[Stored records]
□ □ □ □

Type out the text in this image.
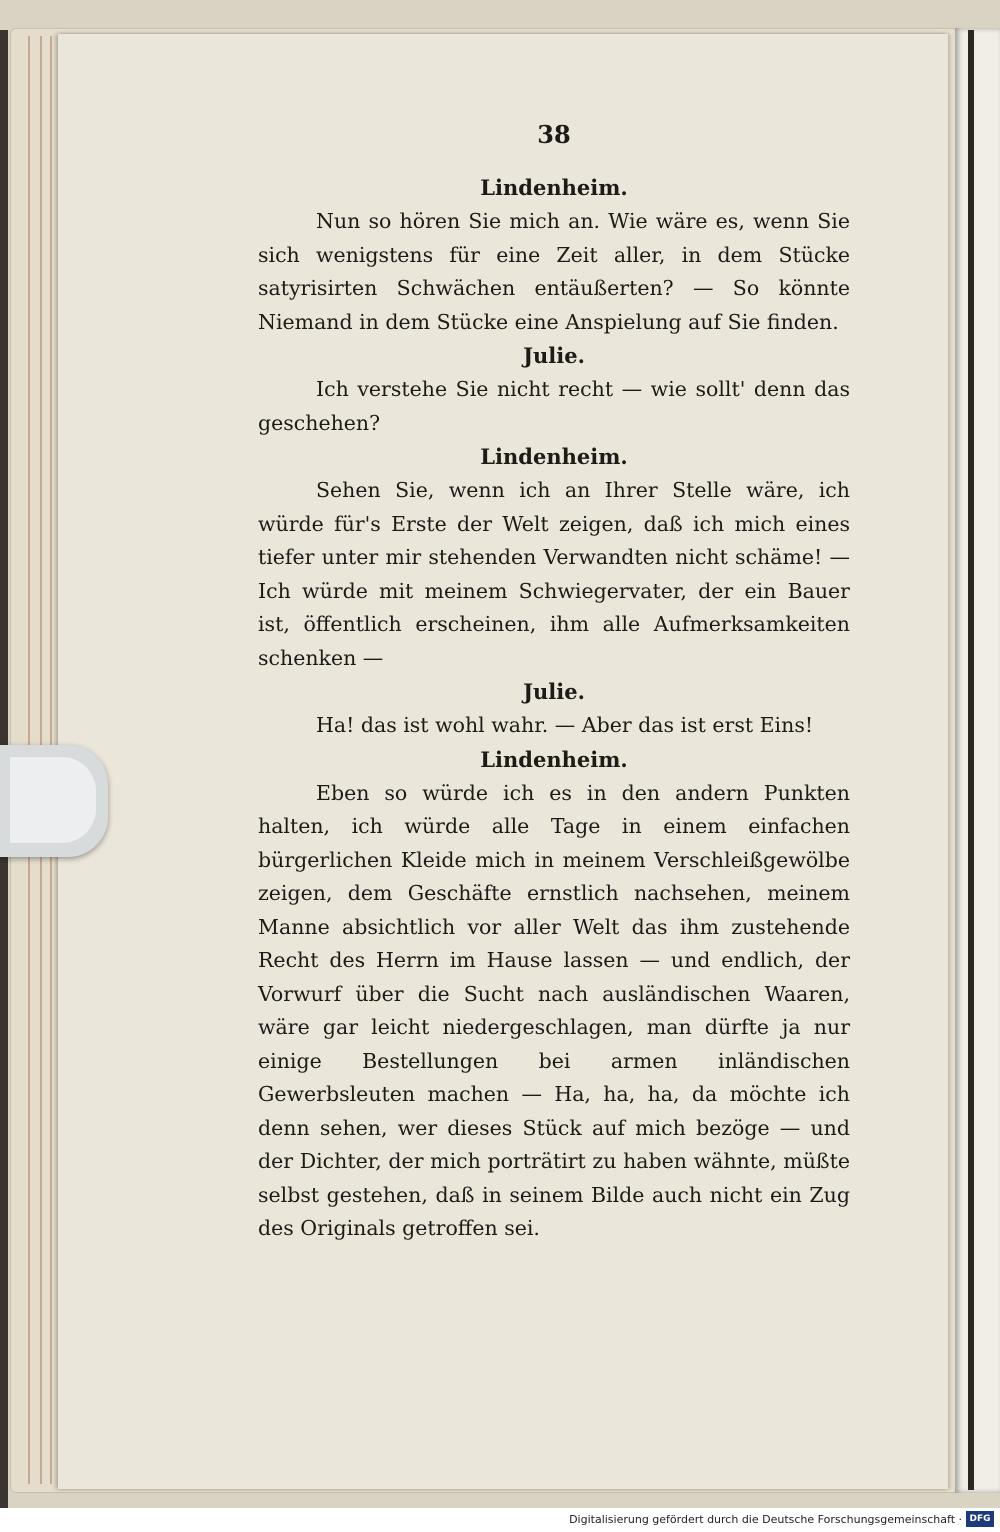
38

Lindenheim.

Nun so hören Sie mich an. Wie wäre es, wenn Sie sich wenigstens für eine Zeit aller, in dem Stücke satyrisirten Schwächen entäußerten? — So könnte Niemand in dem Stücke eine Anspielung auf Sie finden.

Julie.

Ich verstehe Sie nicht recht — wie sollt' denn das geschehen?

Lindenheim.

Sehen Sie, wenn ich an Ihrer Stelle wäre, ich würde für's Erste der Welt zeigen, daß ich mich eines tiefer unter mir stehenden Verwandten nicht schäme! — Ich würde mit meinem Schwiegervater, der ein Bauer ist, öffentlich erscheinen, ihm alle Aufmerksamkeiten schenken —

Julie.

Ha! das ist wohl wahr. — Aber das ist erst Eins!

Lindenheim.

Eben so würde ich es in den andern Punkten halten, ich würde alle Tage in einem einfachen bürgerlichen Kleide mich in meinem Verschleißgewölbe zeigen, dem Geschäfte ernstlich nachsehen, meinem Manne absichtlich vor aller Welt das ihm zustehende Recht des Herrn im Hause lassen — und endlich, der Vorwurf über die Sucht nach ausländischen Waaren, wäre gar leicht niedergeschlagen, man dürfte ja nur einige Bestellungen bei armen inländischen Gewerbsleuten machen — Ha, ha, ha, da möchte ich denn sehen, wer dieses Stück auf mich bezöge — und der Dichter, der mich porträtirt zu haben wähnte, müßte selbst gestehen, daß in seinem Bilde auch nicht ein Zug des Originals getroffen sei.

Digitalisierung gefördert durch die Deutsche Forschungsgemeinschaft · DFG
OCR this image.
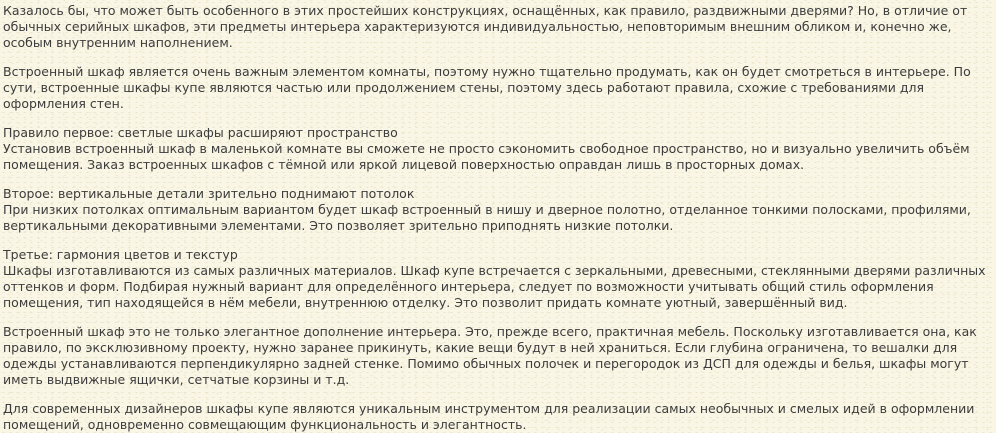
Казалось бы, что может быть особенного в этих простейших конструкциях, оснащённых, как правило, раздвижными дверями? Но, в отличие от обычных серийных шкафов, эти предметы интерьера характеризуются индивидуальностью, неповторимым внешним обликом и, конечно же, особым внутренним наполнением.
Встроенный шкаф является очень важным элементом комнаты, поэтому нужно тщательно продумать, как он будет смотреться в интерьере. По сути, встроенные шкафы купе являются частью или продолжением стены, поэтому здесь работают правила, схожие с требованиями для оформления стен.
Правило первое: светлые шкафы расширяют пространство
Установив встроенный шкаф в маленькой комнате вы сможете не просто сэкономить свободное пространство, но и визуально увеличить объём помещения. Заказ встроенных шкафов с тёмной или яркой лицевой поверхностью оправдан лишь в просторных домах.
Второе: вертикальные детали зрительно поднимают потолок
При низких потолках оптимальным вариантом будет шкаф встроенный в нишу и дверное полотно, отделанное тонкими полосками, профилями, вертикальными декоративными элементами. Это позволяет зрительно приподнять низкие потолки.
Третье: гармония цветов и текстур
Шкафы изготавливаются из самых различных материалов. Шкаф купе встречается с зеркальными, древесными, стеклянными дверями различных оттенков и форм. Подбирая нужный вариант для определённого интерьера, следует по возможности учитывать общий стиль оформления помещения, тип находящейся в нём мебели, внутреннюю отделку. Это позволит придать комнате уютный, завершённый вид.
Встроенный шкаф это не только элегантное дополнение интерьера. Это, прежде всего, практичная мебель. Поскольку изготавливается она, как правило, по эксклюзивному проекту, нужно заранее прикинуть, какие вещи будут в ней храниться. Если глубина ограничена, то вешалки для одежды устанавливаются перпендикулярно задней стенке. Помимо обычных полочек и перегородок из ДСП для одежды и белья, шкафы могут иметь выдвижные ящички, сетчатые корзины и т.д.
Для современных дизайнеров шкафы купе являются уникальным инструментом для реализации самых необычных и смелых идей в оформлении помещений, одновременно совмещающим функциональность и элегантность.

□ □ □ □

**WORK TO DO:** Copy out all the entries exactly. Images stay out of the copy.

**THE OUTPUT:**
Type out the text in this image.
38

Lindenheim.

Nun so hören Sie mich an. Wie wäre es, wenn Sie sich wenigstens für eine Zeit aller, in dem Stücke satyrisirten Schwächen entäußerten? — So könnte Niemand in dem Stücke eine Anspielung auf Sie finden.

Julie.

Ich verstehe Sie nicht recht — wie sollt' denn das geschehen?

Lindenheim.

Sehen Sie, wenn ich an Ihrer Stelle wäre, ich würde für's Erste der Welt zeigen, daß ich mich eines tiefer unter mir stehenden Verwandten nicht schäme! — Ich würde mit meinem Schwiegervater, der ein Bauer ist, öffentlich erscheinen, ihm alle Aufmerksamkeiten schenken —

Julie.

Ha! das ist wohl wahr. — Aber das ist erst Eins!

Lindenheim.

Eben so würde ich es in den andern Punkten halten, ich würde alle Tage in einem einfachen bürgerlichen Kleide mich in meinem Verschleißgewölbe zeigen, dem Geschäfte ernstlich nachsehen, meinem Manne absichtlich vor aller Welt das ihm zustehende Recht des Herrn im Hause lassen — und endlich, der Vorwurf über die Sucht nach ausländischen Waaren, wäre gar leicht niedergeschlagen, man dürfte ja nur einige Bestellungen bei armen inländischen Gewerbsleuten machen — Ha, ha, ha, da möchte ich denn sehen, wer dieses Stück auf mich bezöge — und der Dichter, der mich porträtirt zu haben wähnte, müßte selbst gestehen, daß in seinem Bilde auch nicht ein Zug des Originals getroffen sei.

Digitalisierung gefördert durch die Deutsche Forschungsgemeinschaft · DFG
OCR this image.
Казалось бы, что может быть особенного в этих простейших конструкциях, оснащённых, как правило, раздвижными дверями? Но, в отличие от обычных серийных шкафов, эти предметы интерьера характеризуются индивидуальностью, неповторимым внешним обликом и, конечно же, особым внутренним наполнением.
Встроенный шкаф является очень важным элементом комнаты, поэтому нужно тщательно продумать, как он будет смотреться в интерьере. По сути, встроенные шкафы купе являются частью или продолжением стены, поэтому здесь работают правила, схожие с требованиями для оформления стен.
Правило первое: светлые шкафы расширяют пространство
Установив встроенный шкаф в маленькой комнате вы сможете не просто сэкономить свободное пространство, но и визуально увеличить объём помещения. Заказ встроенных шкафов с тёмной или яркой лицевой поверхностью оправдан лишь в просторных домах.
Второе: вертикальные детали зрительно поднимают потолок
При низких потолках оптимальным вариантом будет шкаф встроенный в нишу и дверное полотно, отделанное тонкими полосками, профилями, вертикальными декоративными элементами. Это позволяет зрительно приподнять низкие потолки.
Третье: гармония цветов и текстур
Шкафы изготавливаются из самых различных материалов. Шкаф купе встречается с зеркальными, древесными, стеклянными дверями различных оттенков и форм. Подбирая нужный вариант для определённого интерьера, следует по возможности учитывать общий стиль оформления помещения, тип находящейся в нём мебели, внутреннюю отделку. Это позволит придать комнате уютный, завершённый вид.
Встроенный шкаф это не только элегантное дополнение интерьера. Это, прежде всего, практичная мебель. Поскольку изготавливается она, как правило, по эксклюзивному проекту, нужно заранее прикинуть, какие вещи будут в ней храниться. Если глубина ограничена, то вешалки для одежды устанавливаются перпендикулярно задней стенке. Помимо обычных полочек и перегородок из ДСП для одежды и белья, шкафы могут иметь выдвижные ящички, сетчатые корзины и т.д.
Для современных дизайнеров шкафы купе являются уникальным инструментом для реализации самых необычных и смелых идей в оформлении помещений, одновременно совмещающим функциональность и элегантность.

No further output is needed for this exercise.